_Stored records_
-*-

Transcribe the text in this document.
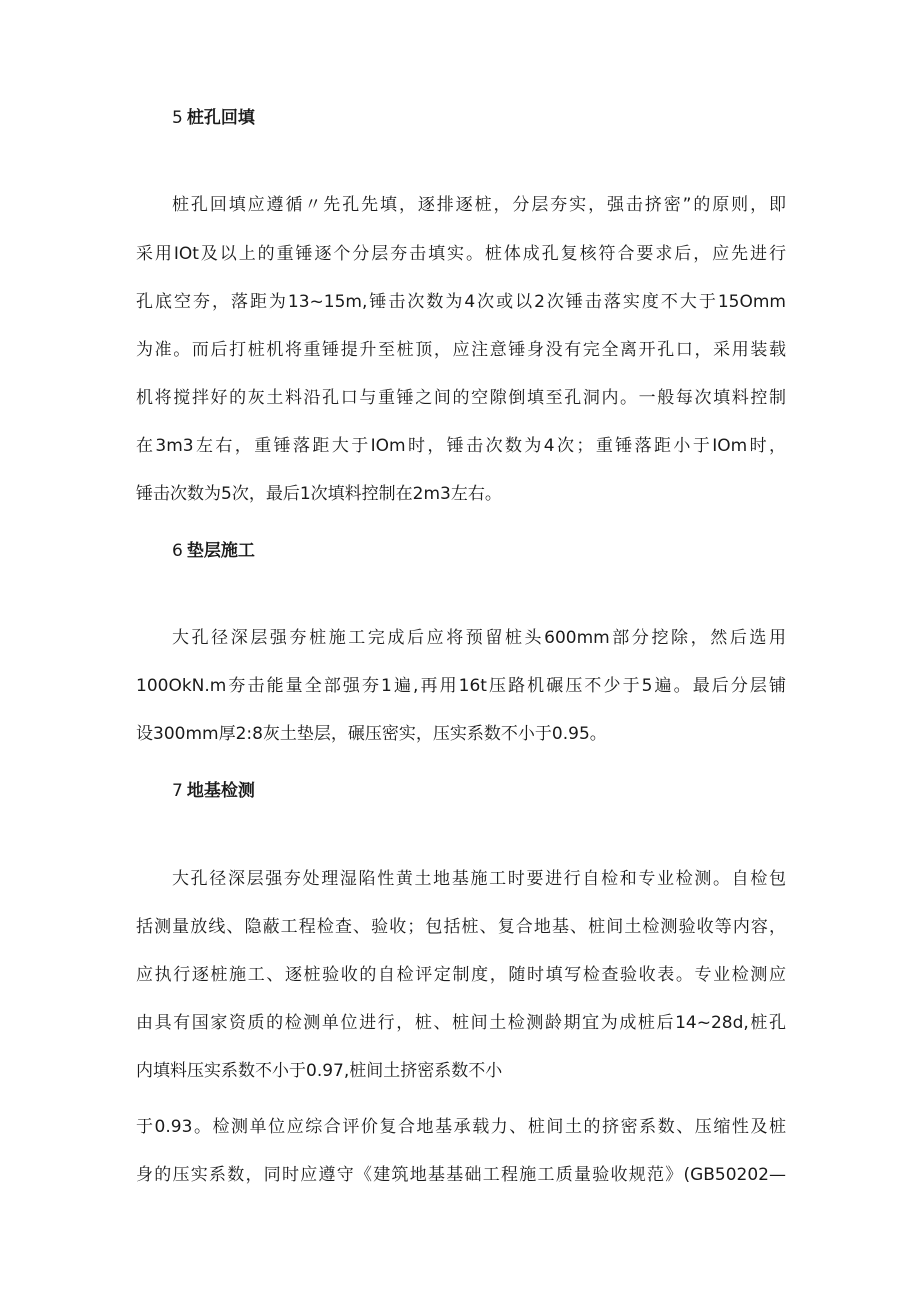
5 桩孔回填

桩孔回填应遵循〃先孔先填，逐排逐桩，分层夯实，强击挤密”的原则，即

采用IOt及以上的重锤逐个分层夯击填实。桩体成孔复核符合要求后，应先进行

孔底空夯，落距为13~15m,锤击次数为4次或以2次锤击落实度不大于15Omm

为准。而后打桩机将重锤提升至桩顶，应注意锤身没有完全离开孔口，采用装载

机将搅拌好的灰土料沿孔口与重锤之间的空隙倒填至孔洞内。一般每次填料控制

在3m3左右，重锤落距大于IOm时，锤击次数为4次；重锤落距小于IOm时，

锤击次数为5次，最后1次填料控制在2m3左右。

6 垫层施工

大孔径深层强夯桩施工完成后应将预留桩头600mm部分挖除，然后选用

100OkN.m夯击能量全部强夯1遍,再用16t压路机碾压不少于5遍。最后分层铺

设300mm厚2:8灰土垫层，碾压密实，压实系数不小于0.95。

7 地基检测

大孔径深层强夯处理湿陷性黄土地基施工时要进行自检和专业检测。自检包

括测量放线、隐蔽工程检查、验收；包括桩、复合地基、桩间土检测验收等内容，

应执行逐桩施工、逐桩验收的自检评定制度，随时填写检查验收表。专业检测应

由具有国家资质的检测单位进行，桩、桩间土检测龄期宜为成桩后14~28d,桩孔

内填料压实系数不小于0.97,桩间土挤密系数不小

于0.93。检测单位应综合评价复合地基承载力、桩间土的挤密系数、压缩性及桩

身的压实系数，同时应遵守《建筑地基基础工程施工质量验收规范》(GB50202—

-*-

Quote in full the listing given above; the images are to be left out.

Transcribe the text in this document.
5 桩孔回填

桩孔回填应遵循〃先孔先填，逐排逐桩，分层夯实，强击挤密”的原则，即

采用IOt及以上的重锤逐个分层夯击填实。桩体成孔复核符合要求后，应先进行

孔底空夯，落距为13~15m,锤击次数为4次或以2次锤击落实度不大于15Omm

为准。而后打桩机将重锤提升至桩顶，应注意锤身没有完全离开孔口，采用装载

机将搅拌好的灰土料沿孔口与重锤之间的空隙倒填至孔洞内。一般每次填料控制

在3m3左右，重锤落距大于IOm时，锤击次数为4次；重锤落距小于IOm时，

锤击次数为5次，最后1次填料控制在2m3左右。

6 垫层施工

大孔径深层强夯桩施工完成后应将预留桩头600mm部分挖除，然后选用

100OkN.m夯击能量全部强夯1遍,再用16t压路机碾压不少于5遍。最后分层铺

设300mm厚2:8灰土垫层，碾压密实，压实系数不小于0.95。

7 地基检测

大孔径深层强夯处理湿陷性黄土地基施工时要进行自检和专业检测。自检包

括测量放线、隐蔽工程检查、验收；包括桩、复合地基、桩间土检测验收等内容，

应执行逐桩施工、逐桩验收的自检评定制度，随时填写检查验收表。专业检测应

由具有国家资质的检测单位进行，桩、桩间土检测龄期宜为成桩后14~28d,桩孔

内填料压实系数不小于0.97,桩间土挤密系数不小

于0.93。检测单位应综合评价复合地基承载力、桩间土的挤密系数、压缩性及桩

身的压实系数，同时应遵守《建筑地基基础工程施工质量验收规范》(GB50202—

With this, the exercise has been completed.